__What you are asked to do__. Could you reproduce the lines of the records below, word for word, from the line with "history-toolbar bbox=[2, 237, 400, 275]" to the line with "clear-search-button[interactable] bbox=[769, 62, 803, 102]", including both of those lines?

====== Records provided

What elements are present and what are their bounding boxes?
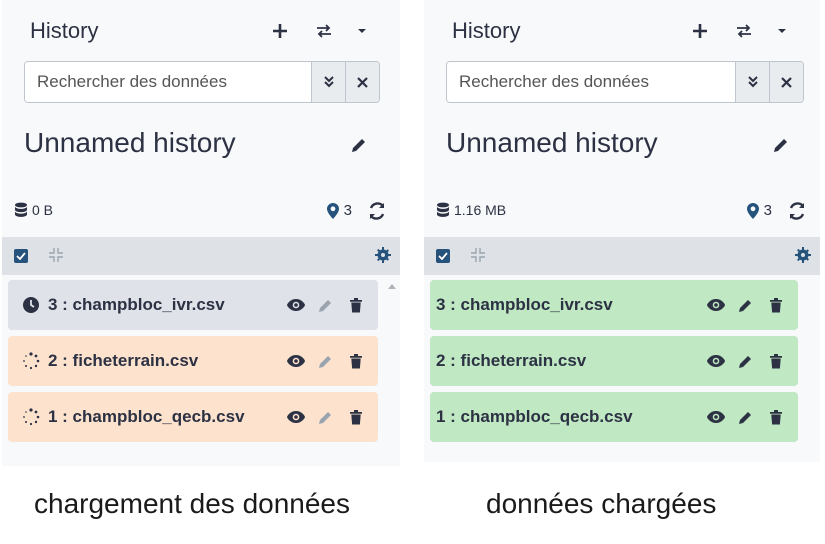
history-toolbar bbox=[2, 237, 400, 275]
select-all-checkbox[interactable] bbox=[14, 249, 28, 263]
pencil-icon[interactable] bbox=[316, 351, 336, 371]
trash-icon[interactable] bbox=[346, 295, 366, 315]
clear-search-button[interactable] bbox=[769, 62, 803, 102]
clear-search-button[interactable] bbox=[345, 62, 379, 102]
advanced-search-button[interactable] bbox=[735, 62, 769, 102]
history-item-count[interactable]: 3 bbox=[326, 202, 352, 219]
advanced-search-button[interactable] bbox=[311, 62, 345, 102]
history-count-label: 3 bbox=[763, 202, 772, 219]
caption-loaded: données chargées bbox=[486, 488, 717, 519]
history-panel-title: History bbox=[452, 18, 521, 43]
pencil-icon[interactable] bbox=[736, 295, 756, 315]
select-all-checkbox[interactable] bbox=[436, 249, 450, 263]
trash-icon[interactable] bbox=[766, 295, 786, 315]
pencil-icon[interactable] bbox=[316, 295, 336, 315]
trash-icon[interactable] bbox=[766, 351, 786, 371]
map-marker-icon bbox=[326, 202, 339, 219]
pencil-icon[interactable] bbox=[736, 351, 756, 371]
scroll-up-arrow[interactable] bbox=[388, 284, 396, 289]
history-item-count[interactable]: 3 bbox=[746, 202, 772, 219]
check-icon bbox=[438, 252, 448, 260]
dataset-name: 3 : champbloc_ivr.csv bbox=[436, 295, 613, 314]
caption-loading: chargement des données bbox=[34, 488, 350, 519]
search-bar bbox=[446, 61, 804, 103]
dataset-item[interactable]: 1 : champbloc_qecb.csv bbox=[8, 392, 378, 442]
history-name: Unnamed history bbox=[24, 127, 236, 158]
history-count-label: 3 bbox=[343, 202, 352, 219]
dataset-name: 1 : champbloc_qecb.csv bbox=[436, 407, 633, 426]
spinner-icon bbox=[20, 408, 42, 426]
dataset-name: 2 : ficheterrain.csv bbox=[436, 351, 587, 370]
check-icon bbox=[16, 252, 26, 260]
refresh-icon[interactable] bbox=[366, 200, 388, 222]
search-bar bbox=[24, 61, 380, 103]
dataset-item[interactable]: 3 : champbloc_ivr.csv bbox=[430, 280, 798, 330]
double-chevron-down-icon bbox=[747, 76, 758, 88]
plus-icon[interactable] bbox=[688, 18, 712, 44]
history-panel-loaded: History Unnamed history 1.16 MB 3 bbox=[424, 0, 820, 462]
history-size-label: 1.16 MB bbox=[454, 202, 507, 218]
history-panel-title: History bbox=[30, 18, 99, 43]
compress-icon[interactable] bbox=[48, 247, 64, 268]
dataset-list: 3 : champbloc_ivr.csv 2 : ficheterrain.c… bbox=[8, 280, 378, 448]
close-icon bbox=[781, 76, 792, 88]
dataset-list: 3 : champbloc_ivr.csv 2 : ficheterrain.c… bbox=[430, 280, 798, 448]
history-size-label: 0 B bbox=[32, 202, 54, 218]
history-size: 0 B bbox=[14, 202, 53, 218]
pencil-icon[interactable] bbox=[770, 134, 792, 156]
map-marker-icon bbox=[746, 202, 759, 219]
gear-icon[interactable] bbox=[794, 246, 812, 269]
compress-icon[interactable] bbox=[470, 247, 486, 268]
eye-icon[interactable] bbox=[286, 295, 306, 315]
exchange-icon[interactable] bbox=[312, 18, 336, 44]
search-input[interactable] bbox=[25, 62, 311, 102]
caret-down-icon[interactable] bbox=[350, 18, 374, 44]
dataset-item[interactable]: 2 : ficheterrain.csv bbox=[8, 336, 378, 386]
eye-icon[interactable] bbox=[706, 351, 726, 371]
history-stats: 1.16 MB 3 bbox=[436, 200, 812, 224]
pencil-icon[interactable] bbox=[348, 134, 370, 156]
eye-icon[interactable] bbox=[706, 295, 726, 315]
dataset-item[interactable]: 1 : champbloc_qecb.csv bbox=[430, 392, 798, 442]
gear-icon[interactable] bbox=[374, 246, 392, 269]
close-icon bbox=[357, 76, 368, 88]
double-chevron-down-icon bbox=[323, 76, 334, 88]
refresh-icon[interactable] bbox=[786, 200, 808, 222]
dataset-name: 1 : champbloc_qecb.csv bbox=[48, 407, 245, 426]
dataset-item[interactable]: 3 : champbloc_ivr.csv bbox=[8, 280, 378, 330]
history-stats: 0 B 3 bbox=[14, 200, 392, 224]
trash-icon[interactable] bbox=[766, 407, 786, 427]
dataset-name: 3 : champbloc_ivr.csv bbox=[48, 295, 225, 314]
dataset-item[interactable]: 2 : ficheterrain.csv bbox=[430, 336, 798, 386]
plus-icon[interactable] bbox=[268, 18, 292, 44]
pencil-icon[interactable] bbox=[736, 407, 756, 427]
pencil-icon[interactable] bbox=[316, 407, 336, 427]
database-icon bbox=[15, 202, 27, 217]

============

__Exercise result__.
history-toolbar bbox=[2, 237, 400, 275]
select-all-checkbox[interactable] bbox=[14, 249, 28, 263]
pencil-icon[interactable] bbox=[316, 351, 336, 371]
trash-icon[interactable] bbox=[346, 295, 366, 315]
clear-search-button[interactable] bbox=[769, 62, 803, 102]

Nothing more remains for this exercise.